Given data -

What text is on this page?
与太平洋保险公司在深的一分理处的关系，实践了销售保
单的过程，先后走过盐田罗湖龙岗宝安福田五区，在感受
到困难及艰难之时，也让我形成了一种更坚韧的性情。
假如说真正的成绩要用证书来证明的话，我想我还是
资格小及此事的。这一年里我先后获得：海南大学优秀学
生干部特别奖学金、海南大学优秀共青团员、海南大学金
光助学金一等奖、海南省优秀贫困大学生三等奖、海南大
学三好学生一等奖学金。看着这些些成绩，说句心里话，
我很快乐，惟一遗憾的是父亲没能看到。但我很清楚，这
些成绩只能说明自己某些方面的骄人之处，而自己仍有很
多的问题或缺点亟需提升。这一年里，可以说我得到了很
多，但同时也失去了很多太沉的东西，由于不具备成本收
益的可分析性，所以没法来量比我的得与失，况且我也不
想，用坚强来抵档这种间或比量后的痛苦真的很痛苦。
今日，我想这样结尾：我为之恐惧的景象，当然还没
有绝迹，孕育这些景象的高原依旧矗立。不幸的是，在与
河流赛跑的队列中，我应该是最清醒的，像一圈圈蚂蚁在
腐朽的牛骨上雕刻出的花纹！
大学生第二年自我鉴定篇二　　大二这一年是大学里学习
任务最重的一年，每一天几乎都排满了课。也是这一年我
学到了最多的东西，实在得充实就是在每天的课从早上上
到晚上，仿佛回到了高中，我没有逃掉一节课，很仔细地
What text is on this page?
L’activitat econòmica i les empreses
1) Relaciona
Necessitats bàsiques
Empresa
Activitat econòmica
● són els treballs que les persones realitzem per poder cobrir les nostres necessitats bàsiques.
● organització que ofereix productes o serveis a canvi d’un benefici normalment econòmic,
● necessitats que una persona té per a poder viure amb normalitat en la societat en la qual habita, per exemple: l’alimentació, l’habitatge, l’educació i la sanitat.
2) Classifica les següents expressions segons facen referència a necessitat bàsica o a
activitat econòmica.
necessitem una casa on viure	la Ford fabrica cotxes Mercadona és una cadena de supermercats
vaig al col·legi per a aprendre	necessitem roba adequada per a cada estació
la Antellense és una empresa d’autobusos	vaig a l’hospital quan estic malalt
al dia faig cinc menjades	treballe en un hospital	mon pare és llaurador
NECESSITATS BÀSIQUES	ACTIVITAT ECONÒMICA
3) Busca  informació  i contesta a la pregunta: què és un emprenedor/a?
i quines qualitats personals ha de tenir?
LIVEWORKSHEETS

Goal -
Extract each record, keeping it identical to the original.

Exercise response -
What text is on this page?
与太平洋保险公司在深的一分理处的关系，实践了销售保
单的过程，先后走过盐田罗湖龙岗宝安福田五区，在感受
到困难及艰难之时，也让我形成了一种更坚韧的性情。
假如说真正的成绩要用证书来证明的话，我想我还是
资格小及此事的。这一年里我先后获得：海南大学优秀学
生干部特别奖学金、海南大学优秀共青团员、海南大学金
光助学金一等奖、海南省优秀贫困大学生三等奖、海南大
学三好学生一等奖学金。看着这些些成绩，说句心里话，
我很快乐，惟一遗憾的是父亲没能看到。但我很清楚，这
些成绩只能说明自己某些方面的骄人之处，而自己仍有很
多的问题或缺点亟需提升。这一年里，可以说我得到了很
多，但同时也失去了很多太沉的东西，由于不具备成本收
益的可分析性，所以没法来量比我的得与失，况且我也不
想，用坚强来抵档这种间或比量后的痛苦真的很痛苦。
今日，我想这样结尾：我为之恐惧的景象，当然还没
有绝迹，孕育这些景象的高原依旧矗立。不幸的是，在与
河流赛跑的队列中，我应该是最清醒的，像一圈圈蚂蚁在
腐朽的牛骨上雕刻出的花纹！
大学生第二年自我鉴定篇二　　大二这一年是大学里学习
任务最重的一年，每一天几乎都排满了课。也是这一年我
学到了最多的东西，实在得充实就是在每天的课从早上上
到晚上，仿佛回到了高中，我没有逃掉一节课，很仔细地
What text is on this page?
L’activitat econòmica i les empreses
1) Relaciona
Necessitats bàsiques
Empresa
Activitat econòmica
● són els treballs que les persones realitzem per poder cobrir les nostres necessitats bàsiques.
● organització que ofereix productes o serveis a canvi d’un benefici normalment econòmic,
● necessitats que una persona té per a poder viure amb normalitat en la societat en la qual habita, per exemple: l’alimentació, l’habitatge, l’educació i la sanitat.
2) Classifica les següents expressions segons facen referència a necessitat bàsica o a
activitat econòmica.
necessitem una casa on viure	la Ford fabrica cotxes Mercadona és una cadena de supermercats
vaig al col·legi per a aprendre	necessitem roba adequada per a cada estació
la Antellense és una empresa d’autobusos	vaig a l’hospital quan estic malalt
al dia faig cinc menjades	treballe en un hospital	mon pare és llaurador
NECESSITATS BÀSIQUES	ACTIVITAT ECONÒMICA
3) Busca  informació  i contesta a la pregunta: què és un emprenedor/a?
i quines qualitats personals ha de tenir?
LIVEWORKSHEETS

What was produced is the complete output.